» Requirement:
Extract every entry word for word. Skip the pictures.

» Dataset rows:
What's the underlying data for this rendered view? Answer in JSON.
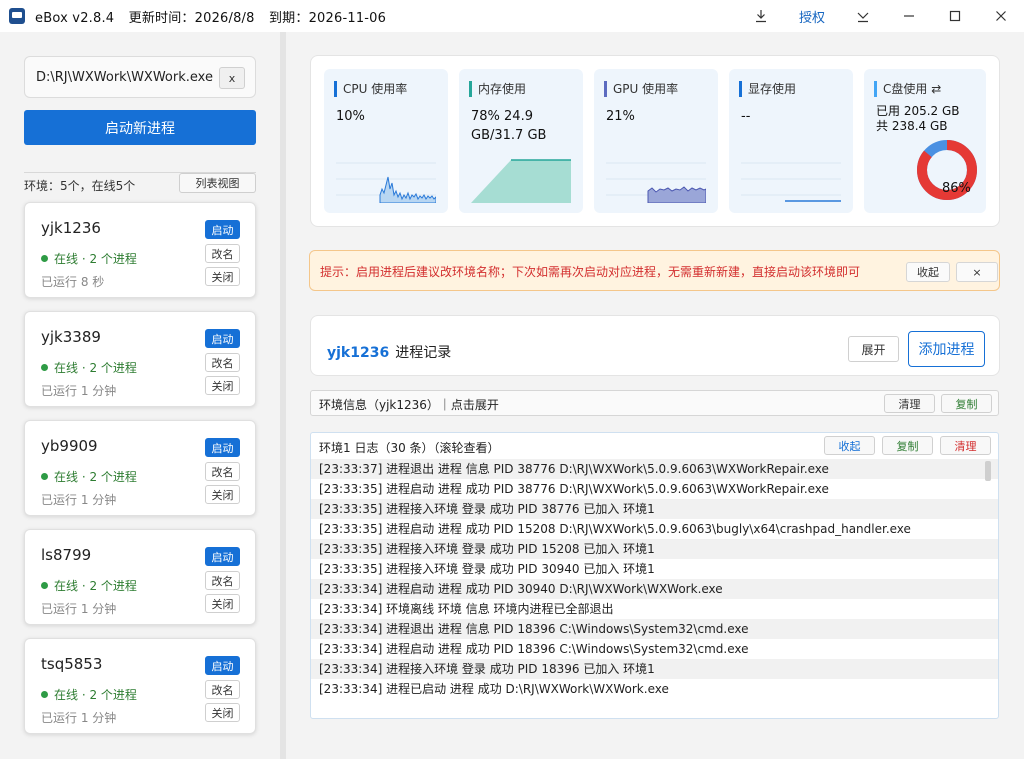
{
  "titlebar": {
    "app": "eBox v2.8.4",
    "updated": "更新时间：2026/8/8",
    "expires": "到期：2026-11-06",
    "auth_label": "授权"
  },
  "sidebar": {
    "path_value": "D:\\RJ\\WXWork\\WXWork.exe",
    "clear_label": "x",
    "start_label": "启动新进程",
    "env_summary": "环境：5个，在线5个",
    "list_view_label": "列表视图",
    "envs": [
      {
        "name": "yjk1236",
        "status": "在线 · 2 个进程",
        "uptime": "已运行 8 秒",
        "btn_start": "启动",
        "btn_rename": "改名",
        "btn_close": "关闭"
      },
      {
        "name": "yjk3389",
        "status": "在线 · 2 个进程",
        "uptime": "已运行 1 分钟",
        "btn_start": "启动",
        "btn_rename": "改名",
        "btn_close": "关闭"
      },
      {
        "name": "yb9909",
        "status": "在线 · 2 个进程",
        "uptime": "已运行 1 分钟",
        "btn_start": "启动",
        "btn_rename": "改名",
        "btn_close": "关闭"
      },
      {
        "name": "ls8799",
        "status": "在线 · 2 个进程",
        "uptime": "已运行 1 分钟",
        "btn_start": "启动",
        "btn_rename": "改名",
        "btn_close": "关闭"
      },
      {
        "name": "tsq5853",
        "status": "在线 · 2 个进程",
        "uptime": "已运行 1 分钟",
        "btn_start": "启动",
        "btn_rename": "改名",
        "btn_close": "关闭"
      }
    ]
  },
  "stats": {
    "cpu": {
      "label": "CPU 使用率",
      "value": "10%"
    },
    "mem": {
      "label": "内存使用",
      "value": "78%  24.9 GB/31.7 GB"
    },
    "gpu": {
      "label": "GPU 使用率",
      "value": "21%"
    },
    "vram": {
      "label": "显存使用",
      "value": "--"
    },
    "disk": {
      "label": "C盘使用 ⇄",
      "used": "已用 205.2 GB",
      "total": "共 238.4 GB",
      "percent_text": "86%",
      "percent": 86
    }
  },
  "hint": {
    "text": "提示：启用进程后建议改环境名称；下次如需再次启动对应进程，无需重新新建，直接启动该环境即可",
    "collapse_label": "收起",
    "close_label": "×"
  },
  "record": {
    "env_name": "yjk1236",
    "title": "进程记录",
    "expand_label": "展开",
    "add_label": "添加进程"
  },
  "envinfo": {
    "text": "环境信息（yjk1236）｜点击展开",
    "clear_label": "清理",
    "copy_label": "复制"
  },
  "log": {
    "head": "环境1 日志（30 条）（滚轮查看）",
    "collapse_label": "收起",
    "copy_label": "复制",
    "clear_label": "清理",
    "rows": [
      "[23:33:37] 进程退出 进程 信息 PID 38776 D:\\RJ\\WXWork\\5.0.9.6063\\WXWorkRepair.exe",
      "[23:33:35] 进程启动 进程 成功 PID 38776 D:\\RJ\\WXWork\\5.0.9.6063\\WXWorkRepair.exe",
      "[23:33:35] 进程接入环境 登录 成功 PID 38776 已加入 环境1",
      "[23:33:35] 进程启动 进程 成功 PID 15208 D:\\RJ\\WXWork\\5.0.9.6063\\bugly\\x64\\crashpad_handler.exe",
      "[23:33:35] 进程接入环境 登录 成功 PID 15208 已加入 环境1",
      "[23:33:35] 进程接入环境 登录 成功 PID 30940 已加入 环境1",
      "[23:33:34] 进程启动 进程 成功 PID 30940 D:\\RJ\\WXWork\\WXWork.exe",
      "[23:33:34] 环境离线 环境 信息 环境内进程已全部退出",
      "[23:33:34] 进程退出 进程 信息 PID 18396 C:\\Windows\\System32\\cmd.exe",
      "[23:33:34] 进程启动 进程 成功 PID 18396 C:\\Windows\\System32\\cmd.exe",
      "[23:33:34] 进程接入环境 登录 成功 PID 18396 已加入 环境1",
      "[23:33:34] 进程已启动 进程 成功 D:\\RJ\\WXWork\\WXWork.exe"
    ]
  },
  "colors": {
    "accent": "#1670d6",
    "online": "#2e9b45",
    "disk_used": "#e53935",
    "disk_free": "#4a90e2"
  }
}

» Answer for the task:
What's the underlying data for this rendered view? Answer in JSON.
{
  "titlebar": {
    "app": "eBox v2.8.4",
    "updated": "更新时间：2026/8/8",
    "expires": "到期：2026-11-06",
    "auth_label": "授权"
  },
  "sidebar": {
    "path_value": "D:\\RJ\\WXWork\\WXWork.exe",
    "clear_label": "x",
    "start_label": "启动新进程",
    "env_summary": "环境：5个，在线5个",
    "list_view_label": "列表视图",
    "envs": [
      {
        "name": "yjk1236",
        "status": "在线 · 2 个进程",
        "uptime": "已运行 8 秒",
        "btn_start": "启动",
        "btn_rename": "改名",
        "btn_close": "关闭"
      },
      {
        "name": "yjk3389",
        "status": "在线 · 2 个进程",
        "uptime": "已运行 1 分钟",
        "btn_start": "启动",
        "btn_rename": "改名",
        "btn_close": "关闭"
      },
      {
        "name": "yb9909",
        "status": "在线 · 2 个进程",
        "uptime": "已运行 1 分钟",
        "btn_start": "启动",
        "btn_rename": "改名",
        "btn_close": "关闭"
      },
      {
        "name": "ls8799",
        "status": "在线 · 2 个进程",
        "uptime": "已运行 1 分钟",
        "btn_start": "启动",
        "btn_rename": "改名",
        "btn_close": "关闭"
      },
      {
        "name": "tsq5853",
        "status": "在线 · 2 个进程",
        "uptime": "已运行 1 分钟",
        "btn_start": "启动",
        "btn_rename": "改名",
        "btn_close": "关闭"
      }
    ]
  },
  "stats": {
    "cpu": {
      "label": "CPU 使用率",
      "value": "10%"
    },
    "mem": {
      "label": "内存使用",
      "value": "78%  24.9 GB/31.7 GB"
    },
    "gpu": {
      "label": "GPU 使用率",
      "value": "21%"
    },
    "vram": {
      "label": "显存使用",
      "value": "--"
    },
    "disk": {
      "label": "C盘使用 ⇄",
      "used": "已用 205.2 GB",
      "total": "共 238.4 GB",
      "percent_text": "86%",
      "percent": 86
    }
  },
  "hint": {
    "text": "提示：启用进程后建议改环境名称；下次如需再次启动对应进程，无需重新新建，直接启动该环境即可",
    "collapse_label": "收起",
    "close_label": "×"
  },
  "record": {
    "env_name": "yjk1236",
    "title": "进程记录",
    "expand_label": "展开",
    "add_label": "添加进程"
  },
  "envinfo": {
    "text": "环境信息（yjk1236）｜点击展开",
    "clear_label": "清理",
    "copy_label": "复制"
  },
  "log": {
    "head": "环境1 日志（30 条）（滚轮查看）",
    "collapse_label": "收起",
    "copy_label": "复制",
    "clear_label": "清理",
    "rows": [
      "[23:33:37] 进程退出 进程 信息 PID 38776 D:\\RJ\\WXWork\\5.0.9.6063\\WXWorkRepair.exe",
      "[23:33:35] 进程启动 进程 成功 PID 38776 D:\\RJ\\WXWork\\5.0.9.6063\\WXWorkRepair.exe",
      "[23:33:35] 进程接入环境 登录 成功 PID 38776 已加入 环境1",
      "[23:33:35] 进程启动 进程 成功 PID 15208 D:\\RJ\\WXWork\\5.0.9.6063\\bugly\\x64\\crashpad_handler.exe",
      "[23:33:35] 进程接入环境 登录 成功 PID 15208 已加入 环境1",
      "[23:33:35] 进程接入环境 登录 成功 PID 30940 已加入 环境1",
      "[23:33:34] 进程启动 进程 成功 PID 30940 D:\\RJ\\WXWork\\WXWork.exe",
      "[23:33:34] 环境离线 环境 信息 环境内进程已全部退出",
      "[23:33:34] 进程退出 进程 信息 PID 18396 C:\\Windows\\System32\\cmd.exe",
      "[23:33:34] 进程启动 进程 成功 PID 18396 C:\\Windows\\System32\\cmd.exe",
      "[23:33:34] 进程接入环境 登录 成功 PID 18396 已加入 环境1",
      "[23:33:34] 进程已启动 进程 成功 D:\\RJ\\WXWork\\WXWork.exe"
    ]
  },
  "colors": {
    "accent": "#1670d6",
    "online": "#2e9b45",
    "disk_used": "#e53935",
    "disk_free": "#4a90e2"
  }
}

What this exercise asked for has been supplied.